Task – Write the material out again exactly.

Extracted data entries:

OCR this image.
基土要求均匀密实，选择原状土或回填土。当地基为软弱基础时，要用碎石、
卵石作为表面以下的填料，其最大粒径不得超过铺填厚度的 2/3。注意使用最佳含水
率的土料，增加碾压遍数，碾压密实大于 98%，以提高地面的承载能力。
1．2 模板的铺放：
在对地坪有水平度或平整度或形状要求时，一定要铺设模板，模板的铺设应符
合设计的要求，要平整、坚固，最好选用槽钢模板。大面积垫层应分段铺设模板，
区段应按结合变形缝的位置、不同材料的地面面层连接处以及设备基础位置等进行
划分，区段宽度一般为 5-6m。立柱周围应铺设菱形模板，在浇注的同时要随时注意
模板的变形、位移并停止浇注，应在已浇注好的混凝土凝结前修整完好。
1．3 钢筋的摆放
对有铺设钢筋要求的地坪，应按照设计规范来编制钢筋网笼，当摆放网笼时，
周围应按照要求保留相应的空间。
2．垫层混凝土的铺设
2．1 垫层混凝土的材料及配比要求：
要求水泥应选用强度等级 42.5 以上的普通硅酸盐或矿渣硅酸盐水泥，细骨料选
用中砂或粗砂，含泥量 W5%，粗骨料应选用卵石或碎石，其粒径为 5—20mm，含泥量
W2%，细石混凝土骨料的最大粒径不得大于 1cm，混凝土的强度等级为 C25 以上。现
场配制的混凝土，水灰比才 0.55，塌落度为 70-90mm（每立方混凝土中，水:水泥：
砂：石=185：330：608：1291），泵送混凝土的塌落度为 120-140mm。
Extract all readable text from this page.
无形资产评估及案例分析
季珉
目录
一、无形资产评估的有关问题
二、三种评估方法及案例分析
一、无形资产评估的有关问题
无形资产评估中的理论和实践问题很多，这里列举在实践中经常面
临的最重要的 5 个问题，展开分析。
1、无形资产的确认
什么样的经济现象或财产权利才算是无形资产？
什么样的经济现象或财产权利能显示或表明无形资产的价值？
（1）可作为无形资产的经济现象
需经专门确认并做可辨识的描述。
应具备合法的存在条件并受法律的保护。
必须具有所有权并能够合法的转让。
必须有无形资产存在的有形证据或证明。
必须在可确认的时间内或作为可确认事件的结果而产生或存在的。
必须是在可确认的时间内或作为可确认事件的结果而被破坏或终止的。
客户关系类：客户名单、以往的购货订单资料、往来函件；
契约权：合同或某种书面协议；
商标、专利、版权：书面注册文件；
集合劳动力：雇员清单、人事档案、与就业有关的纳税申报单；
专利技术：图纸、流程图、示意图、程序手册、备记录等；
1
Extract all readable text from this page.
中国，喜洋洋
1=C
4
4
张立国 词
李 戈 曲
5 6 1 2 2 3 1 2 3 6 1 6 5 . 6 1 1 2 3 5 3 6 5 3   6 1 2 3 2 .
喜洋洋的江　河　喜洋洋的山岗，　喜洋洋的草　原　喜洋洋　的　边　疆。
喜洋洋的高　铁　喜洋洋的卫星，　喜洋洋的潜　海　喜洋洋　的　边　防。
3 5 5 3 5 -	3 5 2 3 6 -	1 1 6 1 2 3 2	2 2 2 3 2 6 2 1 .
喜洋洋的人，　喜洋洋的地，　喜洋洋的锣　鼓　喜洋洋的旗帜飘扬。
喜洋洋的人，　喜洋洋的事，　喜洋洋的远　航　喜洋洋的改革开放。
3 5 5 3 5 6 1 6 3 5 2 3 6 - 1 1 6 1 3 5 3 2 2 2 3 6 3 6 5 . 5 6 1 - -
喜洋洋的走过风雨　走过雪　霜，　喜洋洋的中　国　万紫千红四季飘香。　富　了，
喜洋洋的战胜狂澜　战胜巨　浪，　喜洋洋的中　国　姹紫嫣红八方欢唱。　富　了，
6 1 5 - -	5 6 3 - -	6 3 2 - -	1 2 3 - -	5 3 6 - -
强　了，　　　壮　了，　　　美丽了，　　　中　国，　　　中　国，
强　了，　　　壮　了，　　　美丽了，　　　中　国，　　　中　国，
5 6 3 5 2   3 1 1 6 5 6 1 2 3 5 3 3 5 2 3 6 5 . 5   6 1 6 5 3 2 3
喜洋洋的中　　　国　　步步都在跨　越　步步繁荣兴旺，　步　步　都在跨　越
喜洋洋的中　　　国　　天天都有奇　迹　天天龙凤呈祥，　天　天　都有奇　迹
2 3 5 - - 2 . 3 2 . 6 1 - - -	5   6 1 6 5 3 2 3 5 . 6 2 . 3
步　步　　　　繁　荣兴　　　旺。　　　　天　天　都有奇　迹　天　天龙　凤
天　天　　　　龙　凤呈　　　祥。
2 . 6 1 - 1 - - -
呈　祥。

Answer to this exercise –
OCR this image.
基土要求均匀密实，选择原状土或回填土。当地基为软弱基础时，要用碎石、
卵石作为表面以下的填料，其最大粒径不得超过铺填厚度的 2/3。注意使用最佳含水
率的土料，增加碾压遍数，碾压密实大于 98%，以提高地面的承载能力。
1．2 模板的铺放：
在对地坪有水平度或平整度或形状要求时，一定要铺设模板，模板的铺设应符
合设计的要求，要平整、坚固，最好选用槽钢模板。大面积垫层应分段铺设模板，
区段应按结合变形缝的位置、不同材料的地面面层连接处以及设备基础位置等进行
划分，区段宽度一般为 5-6m。立柱周围应铺设菱形模板，在浇注的同时要随时注意
模板的变形、位移并停止浇注，应在已浇注好的混凝土凝结前修整完好。
1．3 钢筋的摆放
对有铺设钢筋要求的地坪，应按照设计规范来编制钢筋网笼，当摆放网笼时，
周围应按照要求保留相应的空间。
2．垫层混凝土的铺设
2．1 垫层混凝土的材料及配比要求：
要求水泥应选用强度等级 42.5 以上的普通硅酸盐或矿渣硅酸盐水泥，细骨料选
用中砂或粗砂，含泥量 W5%，粗骨料应选用卵石或碎石，其粒径为 5—20mm，含泥量
W2%，细石混凝土骨料的最大粒径不得大于 1cm，混凝土的强度等级为 C25 以上。现
场配制的混凝土，水灰比才 0.55，塌落度为 70-90mm（每立方混凝土中，水:水泥：
砂：石=185：330：608：1291），泵送混凝土的塌落度为 120-140mm。
Extract all readable text from this page.
无形资产评估及案例分析
季珉
目录
一、无形资产评估的有关问题
二、三种评估方法及案例分析
一、无形资产评估的有关问题
无形资产评估中的理论和实践问题很多，这里列举在实践中经常面
临的最重要的 5 个问题，展开分析。
1、无形资产的确认
什么样的经济现象或财产权利才算是无形资产？
什么样的经济现象或财产权利能显示或表明无形资产的价值？
（1）可作为无形资产的经济现象
需经专门确认并做可辨识的描述。
应具备合法的存在条件并受法律的保护。
必须具有所有权并能够合法的转让。
必须有无形资产存在的有形证据或证明。
必须在可确认的时间内或作为可确认事件的结果而产生或存在的。
必须是在可确认的时间内或作为可确认事件的结果而被破坏或终止的。
客户关系类：客户名单、以往的购货订单资料、往来函件；
契约权：合同或某种书面协议；
商标、专利、版权：书面注册文件；
集合劳动力：雇员清单、人事档案、与就业有关的纳税申报单；
专利技术：图纸、流程图、示意图、程序手册、备记录等；
1
Extract all readable text from this page.
中国，喜洋洋
1=C
4
4
张立国 词
李 戈 曲
5 6 1 2 2 3 1 2 3 6 1 6 5 . 6 1 1 2 3 5 3 6 5 3   6 1 2 3 2 .
喜洋洋的江　河　喜洋洋的山岗，　喜洋洋的草　原　喜洋洋　的　边　疆。
喜洋洋的高　铁　喜洋洋的卫星，　喜洋洋的潜　海　喜洋洋　的　边　防。
3 5 5 3 5 -	3 5 2 3 6 -	1 1 6 1 2 3 2	2 2 2 3 2 6 2 1 .
喜洋洋的人，　喜洋洋的地，　喜洋洋的锣　鼓　喜洋洋的旗帜飘扬。
喜洋洋的人，　喜洋洋的事，　喜洋洋的远　航　喜洋洋的改革开放。
3 5 5 3 5 6 1 6 3 5 2 3 6 - 1 1 6 1 3 5 3 2 2 2 3 6 3 6 5 . 5 6 1 - -
喜洋洋的走过风雨　走过雪　霜，　喜洋洋的中　国　万紫千红四季飘香。　富　了，
喜洋洋的战胜狂澜　战胜巨　浪，　喜洋洋的中　国　姹紫嫣红八方欢唱。　富　了，
6 1 5 - -	5 6 3 - -	6 3 2 - -	1 2 3 - -	5 3 6 - -
强　了，　　　壮　了，　　　美丽了，　　　中　国，　　　中　国，
强　了，　　　壮　了，　　　美丽了，　　　中　国，　　　中　国，
5 6 3 5 2   3 1 1 6 5 6 1 2 3 5 3 3 5 2 3 6 5 . 5   6 1 6 5 3 2 3
喜洋洋的中　　　国　　步步都在跨　越　步步繁荣兴旺，　步　步　都在跨　越
喜洋洋的中　　　国　　天天都有奇　迹　天天龙凤呈祥，　天　天　都有奇　迹
2 3 5 - - 2 . 3 2 . 6 1 - - -	5   6 1 6 5 3 2 3 5 . 6 2 . 3
步　步　　　　繁　荣兴　　　旺。　　　　天　天　都有奇　迹　天　天龙　凤
天　天　　　　龙　凤呈　　　祥。
2 . 6 1 - 1 - - -
呈　祥。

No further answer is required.